**WHAT YOU WILL DO:** Gather all lines in the records below that include the word "relative".

**Entries with figure data:**

--- begin ---

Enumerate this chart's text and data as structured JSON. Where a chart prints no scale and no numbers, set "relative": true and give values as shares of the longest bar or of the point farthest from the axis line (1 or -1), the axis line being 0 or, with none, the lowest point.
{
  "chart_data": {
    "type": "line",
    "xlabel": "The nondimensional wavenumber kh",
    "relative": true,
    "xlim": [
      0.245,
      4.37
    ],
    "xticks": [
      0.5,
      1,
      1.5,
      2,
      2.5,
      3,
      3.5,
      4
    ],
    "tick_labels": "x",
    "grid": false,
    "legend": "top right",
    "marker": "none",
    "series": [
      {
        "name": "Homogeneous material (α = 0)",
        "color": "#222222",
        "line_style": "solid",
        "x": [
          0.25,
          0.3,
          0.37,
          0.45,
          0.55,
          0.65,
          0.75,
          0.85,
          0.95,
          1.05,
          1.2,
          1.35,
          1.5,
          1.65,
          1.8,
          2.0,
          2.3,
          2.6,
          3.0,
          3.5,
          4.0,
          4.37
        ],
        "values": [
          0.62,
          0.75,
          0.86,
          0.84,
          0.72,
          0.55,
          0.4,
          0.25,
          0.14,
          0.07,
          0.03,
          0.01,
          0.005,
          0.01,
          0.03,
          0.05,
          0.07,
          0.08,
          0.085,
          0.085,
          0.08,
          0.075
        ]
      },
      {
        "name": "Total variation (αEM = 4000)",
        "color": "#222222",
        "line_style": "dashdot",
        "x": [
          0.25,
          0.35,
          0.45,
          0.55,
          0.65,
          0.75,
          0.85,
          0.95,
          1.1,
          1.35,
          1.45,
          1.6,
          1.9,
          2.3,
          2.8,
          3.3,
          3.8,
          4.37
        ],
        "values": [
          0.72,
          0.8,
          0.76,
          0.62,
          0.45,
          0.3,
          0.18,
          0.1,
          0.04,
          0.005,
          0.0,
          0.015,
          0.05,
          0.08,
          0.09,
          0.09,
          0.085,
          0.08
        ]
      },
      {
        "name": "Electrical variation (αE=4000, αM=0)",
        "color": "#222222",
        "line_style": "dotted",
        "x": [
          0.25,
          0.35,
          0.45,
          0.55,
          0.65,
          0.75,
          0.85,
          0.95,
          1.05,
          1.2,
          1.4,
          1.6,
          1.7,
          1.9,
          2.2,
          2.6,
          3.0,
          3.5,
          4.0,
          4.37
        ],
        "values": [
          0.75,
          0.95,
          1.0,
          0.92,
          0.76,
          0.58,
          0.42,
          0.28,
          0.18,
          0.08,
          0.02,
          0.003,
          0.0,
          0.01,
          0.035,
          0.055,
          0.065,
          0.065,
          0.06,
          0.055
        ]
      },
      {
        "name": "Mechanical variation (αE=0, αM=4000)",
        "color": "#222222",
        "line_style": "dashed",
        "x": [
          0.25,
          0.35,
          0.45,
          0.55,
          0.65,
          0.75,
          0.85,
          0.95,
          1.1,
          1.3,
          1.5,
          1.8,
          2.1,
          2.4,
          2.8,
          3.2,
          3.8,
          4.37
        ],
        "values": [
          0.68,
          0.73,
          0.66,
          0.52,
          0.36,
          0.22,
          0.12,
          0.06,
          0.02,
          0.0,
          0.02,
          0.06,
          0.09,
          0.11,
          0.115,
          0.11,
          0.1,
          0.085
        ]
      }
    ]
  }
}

--- end ---

**RESPONSE TO THE TASK:**
Enumerate this chart's text and data as structured JSON. Where a chart prints no scale and no numbers, set "relative": true and give values as shares of the longest bar or of the point farthest from the axis line (1 or -1), the axis line being 0 or, with none, the lowest point.
    "relative": true,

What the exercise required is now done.